GIVEN PASSAGE ▸
● ● ● ●
And this is getting interesting on the weekly chart. I’ve done a bit of ‘Adam Price Analysis’ on the weekly chart and it seems we’re slowly but surely getting to a place, assuming things keep going the way they’re going, where any projected pullback will be above a low(est) point (these words and descriptions and interpretations being mine of course). In other words: slowly but surely we’re approaching a point where there is no more downside indicated and there is no projected pullback lower than the lowest low made.

If you ‘look and listen’ to the ‘gold bugs’: the general consensus of ‘buying back in’ seems to be at a price of around $1 300 before Gold ‘shoots’ for $2 000 and above. Just a side note is all.

Anybody wishing to comment: feel free to do so.

Regards,

Dale.

xauusdadamdailywe13012012.zip (35.1 KB)

xauusdadamweeklywe13012012.zip (32 KB)
● ● ● ●
RAW DATA ▸
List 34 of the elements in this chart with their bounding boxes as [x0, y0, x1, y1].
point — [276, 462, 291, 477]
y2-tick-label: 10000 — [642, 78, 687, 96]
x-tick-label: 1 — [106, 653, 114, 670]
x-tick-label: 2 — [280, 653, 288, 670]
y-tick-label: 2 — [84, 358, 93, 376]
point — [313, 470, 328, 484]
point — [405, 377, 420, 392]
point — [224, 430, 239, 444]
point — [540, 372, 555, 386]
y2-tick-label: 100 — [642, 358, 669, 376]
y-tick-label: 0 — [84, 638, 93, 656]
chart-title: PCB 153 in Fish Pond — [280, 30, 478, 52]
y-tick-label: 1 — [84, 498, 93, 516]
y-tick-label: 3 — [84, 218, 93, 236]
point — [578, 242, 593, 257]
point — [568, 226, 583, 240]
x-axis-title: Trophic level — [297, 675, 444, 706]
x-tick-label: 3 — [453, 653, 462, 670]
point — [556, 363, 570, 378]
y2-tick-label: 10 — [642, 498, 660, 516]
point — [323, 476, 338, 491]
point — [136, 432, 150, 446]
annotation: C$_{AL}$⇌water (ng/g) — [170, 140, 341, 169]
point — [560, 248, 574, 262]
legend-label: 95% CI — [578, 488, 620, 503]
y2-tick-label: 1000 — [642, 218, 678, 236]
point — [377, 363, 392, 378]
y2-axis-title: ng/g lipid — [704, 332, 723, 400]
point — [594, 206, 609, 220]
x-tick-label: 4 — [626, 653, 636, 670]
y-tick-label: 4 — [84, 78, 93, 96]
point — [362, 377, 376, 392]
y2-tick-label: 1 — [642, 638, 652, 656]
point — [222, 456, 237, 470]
● ● ● ●
TO DO ▸
1) List every word or phrase that the post about gold charts sets inside single quotation marks.
2) Reproduce everything in the post about gold charts from "And this is" down to "lowest low made.".

TASK RESULTS ▸
1)
- Adam Price Analysis
- look and listen
- gold bugs
- buying back in
- shoots

2)
And this is getting interesting on the weekly chart. I’ve done a bit of ‘Adam Price Analysis’ on the weekly chart and it seems we’re slowly but surely getting to a place, assuming things keep going the way they’re going, where any projected pullback will be above a low(est) point (these words and descriptions and interpretations being mine of course). In other words: slowly but surely we’re approaching a point where there is no more downside indicated and there is no projected pullback lower than the lowest low made.